* [Directions for this task]: Scan the lines below for the string "title" and copy every one that has it.

(Data items)
━━━━━━━━━━━━━━━━

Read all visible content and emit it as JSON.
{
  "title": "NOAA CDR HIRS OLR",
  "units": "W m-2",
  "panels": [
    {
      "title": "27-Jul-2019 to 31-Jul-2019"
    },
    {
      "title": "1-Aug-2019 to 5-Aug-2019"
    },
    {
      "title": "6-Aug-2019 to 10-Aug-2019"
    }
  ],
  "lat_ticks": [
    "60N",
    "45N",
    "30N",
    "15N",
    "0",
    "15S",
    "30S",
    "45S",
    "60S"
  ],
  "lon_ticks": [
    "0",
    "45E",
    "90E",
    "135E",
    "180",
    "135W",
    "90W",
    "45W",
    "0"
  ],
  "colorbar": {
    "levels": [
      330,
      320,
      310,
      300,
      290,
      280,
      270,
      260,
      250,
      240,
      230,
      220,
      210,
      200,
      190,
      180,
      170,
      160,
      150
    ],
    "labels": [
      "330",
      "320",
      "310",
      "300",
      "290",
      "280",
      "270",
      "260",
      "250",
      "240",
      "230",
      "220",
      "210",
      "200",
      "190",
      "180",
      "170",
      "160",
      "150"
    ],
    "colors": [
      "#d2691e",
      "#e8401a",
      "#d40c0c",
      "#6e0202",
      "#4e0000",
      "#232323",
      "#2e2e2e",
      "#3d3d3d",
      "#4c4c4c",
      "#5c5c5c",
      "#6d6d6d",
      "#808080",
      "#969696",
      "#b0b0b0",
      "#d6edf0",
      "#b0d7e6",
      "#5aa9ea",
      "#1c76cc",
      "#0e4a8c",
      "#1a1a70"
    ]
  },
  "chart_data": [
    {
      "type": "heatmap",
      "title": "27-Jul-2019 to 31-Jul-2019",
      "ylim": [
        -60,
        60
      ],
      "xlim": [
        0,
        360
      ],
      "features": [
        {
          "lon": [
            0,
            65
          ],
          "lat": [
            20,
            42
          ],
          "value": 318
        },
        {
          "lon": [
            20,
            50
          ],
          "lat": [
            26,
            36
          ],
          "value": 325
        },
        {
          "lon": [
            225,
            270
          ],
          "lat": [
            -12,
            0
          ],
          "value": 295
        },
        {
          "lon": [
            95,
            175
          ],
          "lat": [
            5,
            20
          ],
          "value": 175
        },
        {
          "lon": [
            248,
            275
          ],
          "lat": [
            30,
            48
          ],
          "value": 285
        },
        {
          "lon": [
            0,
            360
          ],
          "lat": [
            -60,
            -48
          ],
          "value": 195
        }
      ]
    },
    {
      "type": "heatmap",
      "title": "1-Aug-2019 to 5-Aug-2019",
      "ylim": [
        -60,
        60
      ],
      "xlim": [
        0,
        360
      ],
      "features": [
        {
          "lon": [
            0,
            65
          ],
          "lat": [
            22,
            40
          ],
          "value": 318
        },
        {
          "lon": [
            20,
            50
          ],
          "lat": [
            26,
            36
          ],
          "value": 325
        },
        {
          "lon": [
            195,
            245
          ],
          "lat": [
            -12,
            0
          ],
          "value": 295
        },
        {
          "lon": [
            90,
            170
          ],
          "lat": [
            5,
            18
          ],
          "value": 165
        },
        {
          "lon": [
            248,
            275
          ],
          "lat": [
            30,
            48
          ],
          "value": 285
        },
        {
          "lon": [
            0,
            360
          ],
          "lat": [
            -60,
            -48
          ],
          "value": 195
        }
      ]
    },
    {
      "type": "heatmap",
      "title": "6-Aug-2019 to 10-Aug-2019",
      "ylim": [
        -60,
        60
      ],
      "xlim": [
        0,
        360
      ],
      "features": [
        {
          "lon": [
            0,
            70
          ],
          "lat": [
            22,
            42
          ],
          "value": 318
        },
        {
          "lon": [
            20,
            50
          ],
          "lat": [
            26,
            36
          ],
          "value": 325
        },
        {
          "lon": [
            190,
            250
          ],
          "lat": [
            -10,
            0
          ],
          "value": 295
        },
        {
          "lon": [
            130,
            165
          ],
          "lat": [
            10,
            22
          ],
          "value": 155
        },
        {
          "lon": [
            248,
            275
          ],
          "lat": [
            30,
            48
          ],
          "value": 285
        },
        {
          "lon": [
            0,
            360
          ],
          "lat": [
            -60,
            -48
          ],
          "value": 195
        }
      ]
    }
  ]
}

━━━━━━━━━━━━━━━━

* [Solution to this problem]:
  "title": "NOAA CDR HIRS OLR",
      "title": "27-Jul-2019 to 31-Jul-2019"
      "title": "1-Aug-2019 to 5-Aug-2019"
      "title": "6-Aug-2019 to 10-Aug-2019"
      "title": "27-Jul-2019 to 31-Jul-2019",
      "title": "1-Aug-2019 to 5-Aug-2019",
      "title": "6-Aug-2019 to 10-Aug-2019",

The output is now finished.